* EXERCISE DETAILS *
Determine the number of lines that contain the word "legend", then state that number and nothing more.

>>

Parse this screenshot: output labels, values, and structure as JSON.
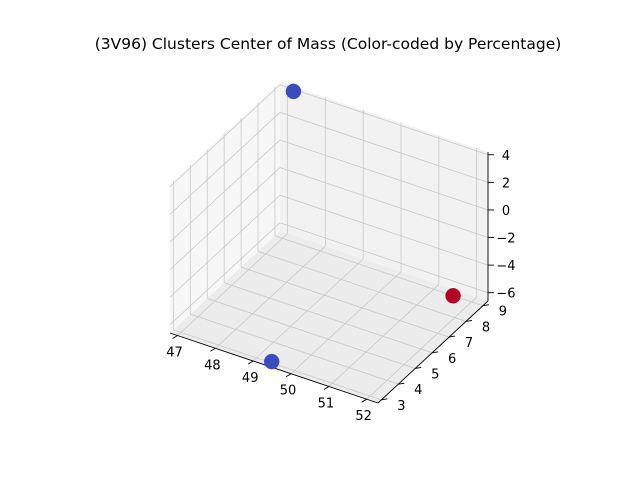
{
  "chart_data": {
    "type": "scatter",
    "projection": "3d",
    "title": "(3V96) Clusters Center of Mass (Color-coded by Percentage)",
    "xlabel": "",
    "ylabel": "",
    "zlabel": "",
    "xlim": [
      46.8,
      52.3
    ],
    "ylim": [
      2.8,
      9.3
    ],
    "zlim": [
      -6.6,
      4.2
    ],
    "x_ticks": [
      "47",
      "48",
      "49",
      "50",
      "51",
      "52"
    ],
    "y_ticks": [
      "3",
      "4",
      "5",
      "6",
      "7",
      "8",
      "9"
    ],
    "z_ticks": [
      "4",
      "2",
      "0",
      "−2",
      "−4",
      "−6"
    ],
    "x_tick_values": [
      47,
      48,
      49,
      50,
      51,
      52
    ],
    "y_tick_values": [
      3,
      4,
      5,
      6,
      7,
      8,
      9
    ],
    "z_tick_values": [
      4,
      2,
      0,
      -2,
      -4,
      -6
    ],
    "grid": true,
    "points": [
      {
        "x": 47.2,
        "y": 9.2,
        "z": 4.0,
        "color": "#3b4cc0"
      },
      {
        "x": 49.4,
        "y": 3.0,
        "z": -6.5,
        "color": "#3b4cc0"
      },
      {
        "x": 51.6,
        "y": 8.8,
        "z": -6.3,
        "color": "#b40426"
      }
    ],
    "pane_color": "#f2f2f2",
    "grid_color": "#c8c8c8"
  }
}
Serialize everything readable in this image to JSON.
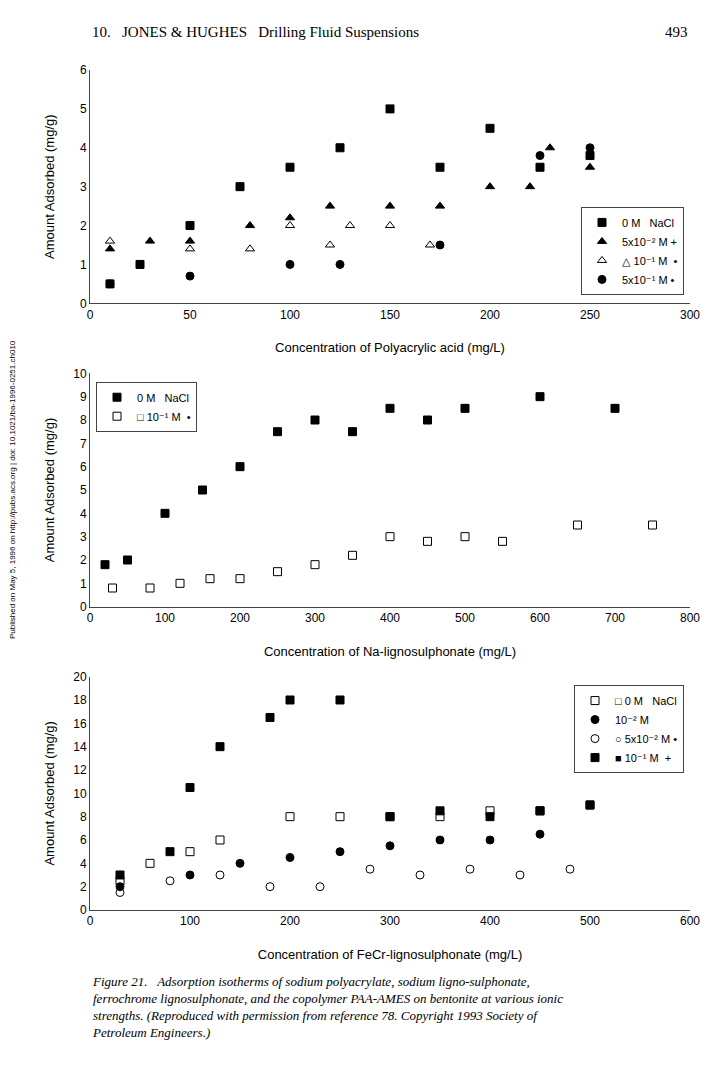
{
  "chart_data": [
    {
      "type": "scatter",
      "xlabel": "Concentration of Polyacrylic acid (mg/L)",
      "ylabel": "Amount Adsorbed (mg/g)",
      "xlim": [
        0,
        300
      ],
      "ylim": [
        0,
        6
      ],
      "xticks": [
        0,
        50,
        100,
        150,
        200,
        250,
        300
      ],
      "yticks": [
        0,
        1,
        2,
        3,
        4,
        5,
        6
      ],
      "grid": false,
      "legend": "lower right",
      "annotations": [
        "10.   JONES & HUGHES   Drilling Fluid Suspensions",
        "493",
        "Published on May 5, 1996 on http://pubs.acs.org | doi: 10.1021/ba-1996-0251.ch010"
      ],
      "series": [
        {
          "name": "0 M   NaCl",
          "color": "black",
          "marker": "square",
          "x": [
            10,
            25,
            50,
            75,
            100,
            125,
            150,
            175,
            200,
            225,
            250
          ],
          "y": [
            0.5,
            1.0,
            2.0,
            3.0,
            3.5,
            4.0,
            5.0,
            3.5,
            4.5,
            3.5,
            3.8
          ]
        },
        {
          "name": "5x10⁻² M +",
          "color": "black",
          "marker": "triangle-up",
          "x": [
            10,
            30,
            50,
            80,
            100,
            120,
            150,
            175,
            200,
            220,
            230,
            250
          ],
          "y": [
            1.4,
            1.6,
            1.6,
            2.0,
            2.2,
            2.5,
            2.5,
            2.5,
            3.0,
            3.0,
            4.0,
            3.5
          ]
        },
        {
          "name": "△ 10⁻¹ M  •",
          "color": "black",
          "marker": "triangle-up-open",
          "x": [
            10,
            50,
            80,
            100,
            120,
            130,
            150,
            170
          ],
          "y": [
            1.6,
            1.4,
            1.4,
            2.0,
            1.5,
            2.0,
            2.0,
            1.5
          ]
        },
        {
          "name": "5x10⁻¹ M •",
          "color": "black",
          "marker": "circle",
          "x": [
            10,
            50,
            100,
            125,
            175,
            225,
            250
          ],
          "y": [
            0.5,
            0.7,
            1.0,
            1.0,
            1.5,
            3.8,
            4.0
          ]
        }
      ]
    },
    {
      "type": "scatter",
      "xlabel": "Concentration of Na-lignosulphonate (mg/L)",
      "ylabel": "Amount Adsorbed (mg/g)",
      "xlim": [
        0,
        800
      ],
      "ylim": [
        0,
        10
      ],
      "xticks": [
        0,
        100,
        200,
        300,
        400,
        500,
        600,
        700,
        800
      ],
      "yticks": [
        0,
        1,
        2,
        3,
        4,
        5,
        6,
        7,
        8,
        9,
        10
      ],
      "grid": false,
      "legend": "upper left",
      "series": [
        {
          "name": "0 M   NaCl",
          "color": "black",
          "marker": "square",
          "x": [
            20,
            50,
            100,
            150,
            200,
            250,
            300,
            350,
            400,
            450,
            500,
            600,
            700
          ],
          "y": [
            1.8,
            2.0,
            4.0,
            5.0,
            6.0,
            7.5,
            8.0,
            7.5,
            8.5,
            8.0,
            8.5,
            9.0,
            8.5
          ]
        },
        {
          "name": "□ 10⁻¹ M  •",
          "color": "black",
          "marker": "square-open",
          "x": [
            30,
            80,
            120,
            160,
            200,
            250,
            300,
            350,
            400,
            450,
            500,
            550,
            650,
            750
          ],
          "y": [
            0.8,
            0.8,
            1.0,
            1.2,
            1.2,
            1.5,
            1.8,
            2.2,
            3.0,
            2.8,
            3.0,
            2.8,
            3.5,
            3.5
          ]
        }
      ]
    },
    {
      "type": "scatter",
      "xlabel": "Concentration of FeCr-lignosulphonate (mg/L)",
      "ylabel": "Amount Adsorbed (mg/g)",
      "xlim": [
        0,
        600
      ],
      "ylim": [
        0,
        20
      ],
      "xticks": [
        0,
        100,
        200,
        300,
        400,
        500,
        600
      ],
      "yticks": [
        0,
        2,
        4,
        6,
        8,
        10,
        12,
        14,
        16,
        18,
        20
      ],
      "grid": false,
      "legend": "upper right",
      "annotations": [
        "Figure 21.   Adsorption isotherms of sodium polyacrylate, sodium ligno-sulphonate, ferrochrome lignosulphonate, and the copolymer PAA-AMES on bentonite at various ionic strengths. (Reproduced with permission from reference 78. Copyright 1993 Society of Petroleum Engineers.)"
      ],
      "series": [
        {
          "name": "□ 0 M   NaCl",
          "color": "black",
          "marker": "square-open",
          "x": [
            30,
            60,
            100,
            130,
            200,
            250,
            300,
            350,
            400,
            450,
            500
          ],
          "y": [
            2.5,
            4.0,
            5.0,
            6.0,
            8.0,
            8.0,
            8.0,
            8.0,
            8.5,
            8.5,
            9.0
          ]
        },
        {
          "name": "10⁻² M",
          "color": "black",
          "marker": "circle",
          "x": [
            30,
            100,
            150,
            200,
            250,
            300,
            350,
            400,
            450
          ],
          "y": [
            2.0,
            3.0,
            4.0,
            4.5,
            5.0,
            5.5,
            6.0,
            6.0,
            6.5
          ]
        },
        {
          "name": "○ 5x10⁻² M •",
          "color": "black",
          "marker": "circle-open",
          "x": [
            30,
            80,
            130,
            180,
            230,
            280,
            330,
            380,
            430,
            480
          ],
          "y": [
            1.5,
            2.5,
            3.0,
            2.0,
            2.0,
            3.5,
            3.0,
            3.5,
            3.0,
            3.5
          ]
        },
        {
          "name": "■ 10⁻¹ M  +",
          "color": "black",
          "marker": "square",
          "x": [
            30,
            80,
            100,
            130,
            180,
            200,
            250,
            300,
            350,
            400,
            450,
            500
          ],
          "y": [
            3.0,
            5.0,
            10.5,
            14.0,
            16.5,
            18.0,
            18.0,
            8.0,
            8.5,
            8.0,
            8.5,
            9.0
          ]
        }
      ]
    }
  ]
}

<<

* TASK SOLUTION *
3